--- begin Dataset records ---
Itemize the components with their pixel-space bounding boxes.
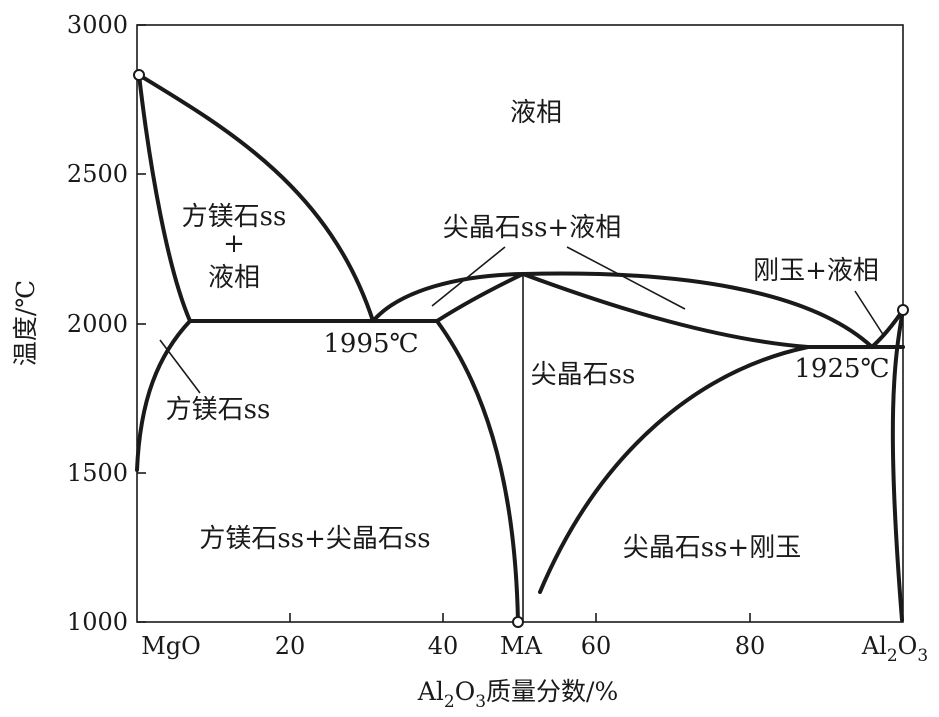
leader-periclase-ss	[159, 339, 201, 394]
spinel-solvus-left	[435, 319, 520, 624]
mgo-liquidus-curve	[137, 73, 375, 323]
spinel-solidus-left	[435, 272, 525, 323]
x-tick-label: 80	[735, 632, 766, 660]
y-tick-label: 1500	[67, 459, 128, 487]
x-axis: MgO 20 40 MA 60 80 Al2O3	[141, 613, 928, 666]
leader-spinel-liquid-right	[566, 246, 686, 310]
region-spinel-ss: 尖晶石ss	[531, 360, 636, 390]
al2o3-melting-point	[897, 304, 909, 316]
y-axis-title: 温度/℃	[11, 280, 40, 366]
eutectic-label-1925: 1925℃	[794, 354, 889, 384]
x-tick-label: 20	[275, 632, 306, 660]
ma-composition-point	[512, 616, 524, 628]
x-tick-label: 60	[581, 632, 612, 660]
y-tick-label: 3000	[67, 11, 128, 39]
region-periclase-liquid-line3: 液相	[208, 263, 260, 293]
region-spinel-corundum: 尖晶石ss+刚玉	[623, 533, 801, 563]
x-end-label: Al2O3	[861, 632, 928, 666]
region-corundum-liquid: 刚玉+液相	[753, 256, 879, 286]
x-axis-title: Al2O3质量分数/%	[417, 677, 618, 712]
spinel-liquidus-right	[521, 271, 874, 349]
mgo-melting-point	[133, 69, 145, 81]
region-periclase-ss: 方镁石ss	[166, 395, 271, 425]
phase-boundaries	[135, 73, 905, 624]
region-spinel-liquid: 尖晶石ss+液相	[443, 213, 621, 243]
y-tick-label: 1000	[67, 608, 128, 636]
x-tick-label: MA	[500, 632, 543, 660]
region-periclase-liquid-line2: +	[223, 229, 245, 259]
y-tick-label: 2000	[67, 310, 128, 338]
y-tick-label: 2500	[67, 160, 128, 188]
x-tick-label: 40	[428, 632, 459, 660]
spinel-solvus-right	[538, 345, 810, 594]
leader-lines	[159, 246, 885, 394]
y-axis: 3000 2500 2000 1500 1000	[67, 11, 146, 636]
mgo-solidus-curve	[137, 73, 192, 323]
leader-corundum-liquid	[854, 290, 885, 337]
leader-spinel-liquid-left	[431, 246, 506, 307]
eutectic-label-1995: 1995℃	[323, 329, 418, 359]
al2o3-solidus-curve	[890, 308, 905, 622]
region-periclase-spinel: 方镁石ss+尖晶石ss	[199, 524, 430, 554]
spinel-solidus-right	[521, 272, 810, 349]
region-liquid: 液相	[510, 98, 562, 128]
x-tick-label: MgO	[141, 632, 201, 660]
periclase-solvus-curve	[135, 319, 192, 472]
region-periclase-liquid-line1: 方镁石ss	[182, 202, 287, 232]
spinel-liquidus-left	[371, 272, 525, 323]
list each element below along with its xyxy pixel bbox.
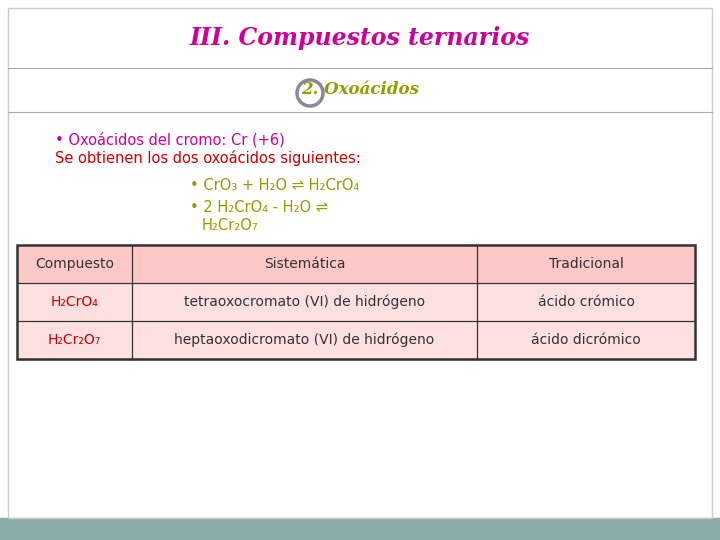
Text: • CrO₃ + H₂O ⇌ H₂CrO₄: • CrO₃ + H₂O ⇌ H₂CrO₄ bbox=[190, 178, 359, 192]
Bar bbox=[17, 321, 695, 359]
Text: • 2 H₂CrO₄ - H₂O ⇌: • 2 H₂CrO₄ - H₂O ⇌ bbox=[190, 199, 328, 214]
Bar bbox=[17, 245, 695, 359]
Text: H₂Cr₂O₇: H₂Cr₂O₇ bbox=[48, 333, 102, 347]
Text: Tradicional: Tradicional bbox=[549, 257, 624, 271]
Text: Compuesto: Compuesto bbox=[35, 257, 114, 271]
Text: H₂CrO₄: H₂CrO₄ bbox=[50, 295, 99, 309]
Text: III. Compuestos ternarios: III. Compuestos ternarios bbox=[190, 26, 530, 50]
Text: • Oxoácidos del cromo: Cr (+6): • Oxoácidos del cromo: Cr (+6) bbox=[55, 132, 284, 148]
Text: ácido crómico: ácido crómico bbox=[538, 295, 634, 309]
Text: ácido dicrómico: ácido dicrómico bbox=[531, 333, 641, 347]
Bar bbox=[0, 518, 720, 540]
Bar bbox=[17, 283, 695, 321]
Text: Se obtienen los dos oxoácidos siguientes:: Se obtienen los dos oxoácidos siguientes… bbox=[55, 150, 361, 166]
Text: heptaoxodicromato (VI) de hidrógeno: heptaoxodicromato (VI) de hidrógeno bbox=[174, 333, 435, 347]
Text: Sistemática: Sistemática bbox=[264, 257, 346, 271]
Bar bbox=[17, 245, 695, 283]
Text: H₂Cr₂O₇: H₂Cr₂O₇ bbox=[202, 218, 258, 233]
Text: tetraoxocromato (VI) de hidrógeno: tetraoxocromato (VI) de hidrógeno bbox=[184, 295, 425, 309]
Text: 2. Oxoácidos: 2. Oxoácidos bbox=[301, 80, 419, 98]
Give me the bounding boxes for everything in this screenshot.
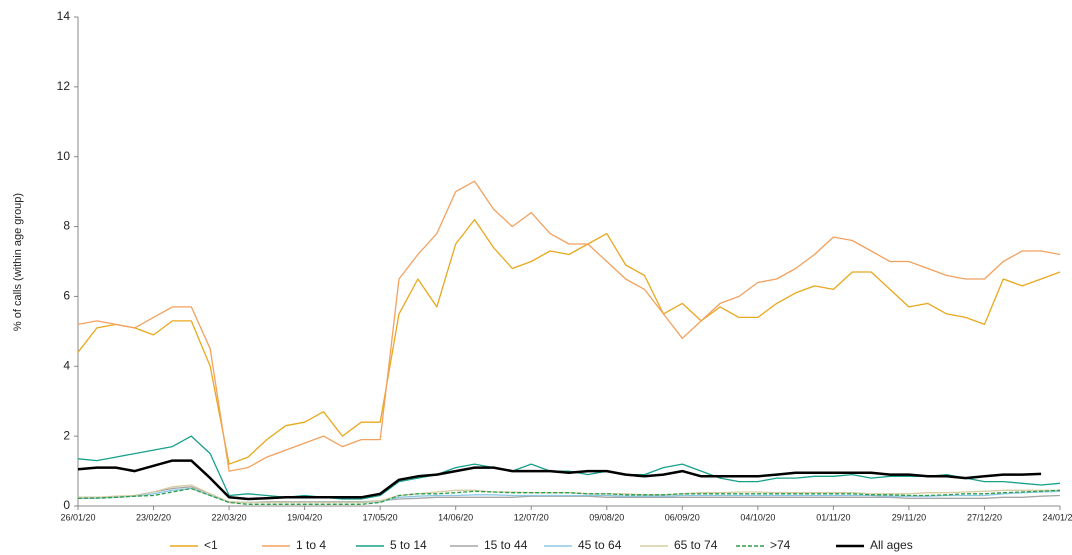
y-tick-label: 2 <box>63 428 70 442</box>
legend-label: 45 to 64 <box>578 538 622 552</box>
y-tick-label: 6 <box>63 289 70 303</box>
x-tick-label: 24/01/21 <box>1042 512 1072 522</box>
y-tick-label: 8 <box>63 219 70 233</box>
legend-label: 15 to 44 <box>484 538 528 552</box>
y-tick-label: 12 <box>57 79 71 93</box>
y-tick-label: 4 <box>63 358 70 372</box>
legend-label: 65 to 74 <box>674 538 718 552</box>
series-line <box>77 487 1061 505</box>
y-tick-label: 14 <box>57 9 71 23</box>
legend-label: 5 to 14 <box>390 538 427 552</box>
x-tick-label: 27/12/20 <box>967 512 1002 522</box>
x-tick-label: 17/05/20 <box>363 512 398 522</box>
x-tick-label: 01/11/20 <box>816 512 850 522</box>
x-tick-label: 12/07/20 <box>514 512 549 522</box>
x-tick-label: 06/09/20 <box>665 512 700 522</box>
y-tick-label: 0 <box>63 498 70 512</box>
y-tick-label: 10 <box>57 149 71 163</box>
x-tick-label: 29/11/20 <box>892 512 926 522</box>
x-tick-label: 26/01/20 <box>60 512 95 522</box>
series-line <box>77 218 1061 465</box>
legend-label: 1 to 4 <box>296 538 326 552</box>
series-line <box>77 180 1061 472</box>
series-line <box>77 459 1042 501</box>
legend-label: All ages <box>870 538 913 552</box>
x-tick-label: 09/08/20 <box>589 512 624 522</box>
series-line <box>77 435 1061 500</box>
x-tick-label: 23/02/20 <box>136 512 171 522</box>
legend-label: >74 <box>770 538 791 552</box>
x-tick-label: 04/10/20 <box>740 512 775 522</box>
y-axis-label: % of calls (within age group) <box>12 193 24 331</box>
legend-label: <1 <box>204 538 218 552</box>
x-tick-label: 19/04/20 <box>287 512 322 522</box>
x-tick-label: 14/06/20 <box>438 512 473 522</box>
x-tick-label: 22/03/20 <box>212 512 247 522</box>
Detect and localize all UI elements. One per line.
--- end Dataset records ---
In every line above, swap "legend-label" for "legend-text" and leave everything else unchanged. Do not include the pictures in the rewritten lines.

Itemize the components with their pixel-space bounding boxes.
leader-periclase-ss	[159, 339, 201, 394]
spinel-solvus-left	[435, 319, 520, 624]
mgo-liquidus-curve	[137, 73, 375, 323]
spinel-solidus-left	[435, 272, 525, 323]
x-tick-label: 80	[735, 632, 766, 660]
y-tick-label: 1500	[67, 459, 128, 487]
x-axis: MgO 20 40 MA 60 80 Al2O3	[141, 613, 928, 666]
leader-spinel-liquid-right	[566, 246, 686, 310]
region-spinel-ss: 尖晶石ss	[531, 360, 636, 390]
al2o3-melting-point	[897, 304, 909, 316]
y-axis-title: 温度/℃	[11, 280, 40, 366]
eutectic-label-1925: 1925℃	[794, 354, 889, 384]
x-tick-label: 20	[275, 632, 306, 660]
ma-composition-point	[512, 616, 524, 628]
x-tick-label: 60	[581, 632, 612, 660]
y-tick-label: 3000	[67, 11, 128, 39]
region-periclase-liquid-line3: 液相	[208, 263, 260, 293]
region-spinel-corundum: 尖晶石ss+刚玉	[623, 533, 801, 563]
x-end-label: Al2O3	[861, 632, 928, 666]
region-corundum-liquid: 刚玉+液相	[753, 256, 879, 286]
x-axis-title: Al2O3质量分数/%	[417, 677, 618, 712]
spinel-liquidus-right	[521, 271, 874, 349]
mgo-melting-point	[133, 69, 145, 81]
region-periclase-ss: 方镁石ss	[166, 395, 271, 425]
phase-boundaries	[135, 73, 905, 624]
region-spinel-liquid: 尖晶石ss+液相	[443, 213, 621, 243]
y-tick-label: 1000	[67, 608, 128, 636]
x-tick-label: MA	[500, 632, 543, 660]
region-periclase-liquid-line2: +	[223, 229, 245, 259]
y-tick-label: 2000	[67, 310, 128, 338]
y-tick-label: 2500	[67, 160, 128, 188]
x-tick-label: 40	[428, 632, 459, 660]
spinel-solvus-right	[538, 345, 810, 594]
leader-lines	[159, 246, 885, 394]
y-axis: 3000 2500 2000 1500 1000	[67, 11, 146, 636]
mgo-solidus-curve	[137, 73, 192, 323]
leader-corundum-liquid	[854, 290, 885, 337]
leader-spinel-liquid-left	[431, 246, 506, 307]
eutectic-label-1995: 1995℃	[323, 329, 418, 359]
al2o3-solidus-curve	[890, 308, 905, 622]
region-periclase-spinel: 方镁石ss+尖晶石ss	[199, 524, 430, 554]
spinel-solidus-right	[521, 272, 810, 349]
region-liquid: 液相	[510, 98, 562, 128]
x-tick-label: MgO	[141, 632, 201, 660]
periclase-solvus-curve	[135, 319, 192, 472]
region-periclase-liquid-line1: 方镁石ss	[182, 202, 287, 232]
spinel-liquidus-left	[371, 272, 525, 323]
list each element below along with its xyxy pixel bbox.
Text: • CrO₃ + H₂O ⇌ H₂CrO₄: • CrO₃ + H₂O ⇌ H₂CrO₄ bbox=[190, 178, 359, 192]
Bar bbox=[17, 321, 695, 359]
Text: • 2 H₂CrO₄ - H₂O ⇌: • 2 H₂CrO₄ - H₂O ⇌ bbox=[190, 199, 328, 214]
Bar bbox=[17, 245, 695, 359]
Text: H₂Cr₂O₇: H₂Cr₂O₇ bbox=[48, 333, 102, 347]
Text: Tradicional: Tradicional bbox=[549, 257, 624, 271]
Text: Compuesto: Compuesto bbox=[35, 257, 114, 271]
Text: H₂CrO₄: H₂CrO₄ bbox=[50, 295, 99, 309]
Text: III. Compuestos ternarios: III. Compuestos ternarios bbox=[190, 26, 530, 50]
Text: • Oxoácidos del cromo: Cr (+6): • Oxoácidos del cromo: Cr (+6) bbox=[55, 132, 284, 148]
Text: ácido crómico: ácido crómico bbox=[538, 295, 634, 309]
Text: ácido dicrómico: ácido dicrómico bbox=[531, 333, 641, 347]
Bar bbox=[0, 518, 720, 540]
Bar bbox=[17, 283, 695, 321]
Text: Se obtienen los dos oxoácidos siguientes:: Se obtienen los dos oxoácidos siguientes… bbox=[55, 150, 361, 166]
Text: heptaoxodicromato (VI) de hidrógeno: heptaoxodicromato (VI) de hidrógeno bbox=[174, 333, 435, 347]
Text: Sistemática: Sistemática bbox=[264, 257, 346, 271]
Bar bbox=[17, 245, 695, 283]
Text: H₂Cr₂O₇: H₂Cr₂O₇ bbox=[202, 218, 258, 233]
Text: tetraoxocromato (VI) de hidrógeno: tetraoxocromato (VI) de hidrógeno bbox=[184, 295, 425, 309]
Text: 2. Oxoácidos: 2. Oxoácidos bbox=[301, 80, 419, 98]
Give me the bounding boxes for everything in this screenshot.
y-tick-label: 2 <box>63 428 70 442</box>
legend-text: 45 to 64 <box>578 538 622 552</box>
y-tick-label: 6 <box>63 289 70 303</box>
x-tick-label: 24/01/21 <box>1042 512 1072 522</box>
y-tick-label: 8 <box>63 219 70 233</box>
legend-text: 15 to 44 <box>484 538 528 552</box>
y-tick-label: 12 <box>57 79 71 93</box>
y-tick-label: 4 <box>63 358 70 372</box>
legend-text: 65 to 74 <box>674 538 718 552</box>
series-line <box>77 487 1061 505</box>
y-tick-label: 14 <box>57 9 71 23</box>
legend-text: 5 to 14 <box>390 538 427 552</box>
x-tick-label: 27/12/20 <box>967 512 1002 522</box>
x-tick-label: 17/05/20 <box>363 512 398 522</box>
x-tick-label: 01/11/20 <box>816 512 850 522</box>
x-tick-label: 12/07/20 <box>514 512 549 522</box>
x-tick-label: 06/09/20 <box>665 512 700 522</box>
y-tick-label: 0 <box>63 498 70 512</box>
y-tick-label: 10 <box>57 149 71 163</box>
x-tick-label: 29/11/20 <box>892 512 926 522</box>
x-tick-label: 26/01/20 <box>60 512 95 522</box>
series-line <box>77 218 1061 465</box>
legend-text: 1 to 4 <box>296 538 326 552</box>
series-line <box>77 180 1061 472</box>
series-line <box>77 459 1042 501</box>
legend-text: All ages <box>870 538 913 552</box>
x-tick-label: 09/08/20 <box>589 512 624 522</box>
series-line <box>77 435 1061 500</box>
x-tick-label: 23/02/20 <box>136 512 171 522</box>
legend-text: >74 <box>770 538 791 552</box>
x-tick-label: 04/10/20 <box>740 512 775 522</box>
y-axis-label: % of calls (within age group) <box>12 193 24 331</box>
legend-text: <1 <box>204 538 218 552</box>
x-tick-label: 19/04/20 <box>287 512 322 522</box>
x-tick-label: 14/06/20 <box>438 512 473 522</box>
x-tick-label: 22/03/20 <box>212 512 247 522</box>
Detect and localize all UI elements. One per line.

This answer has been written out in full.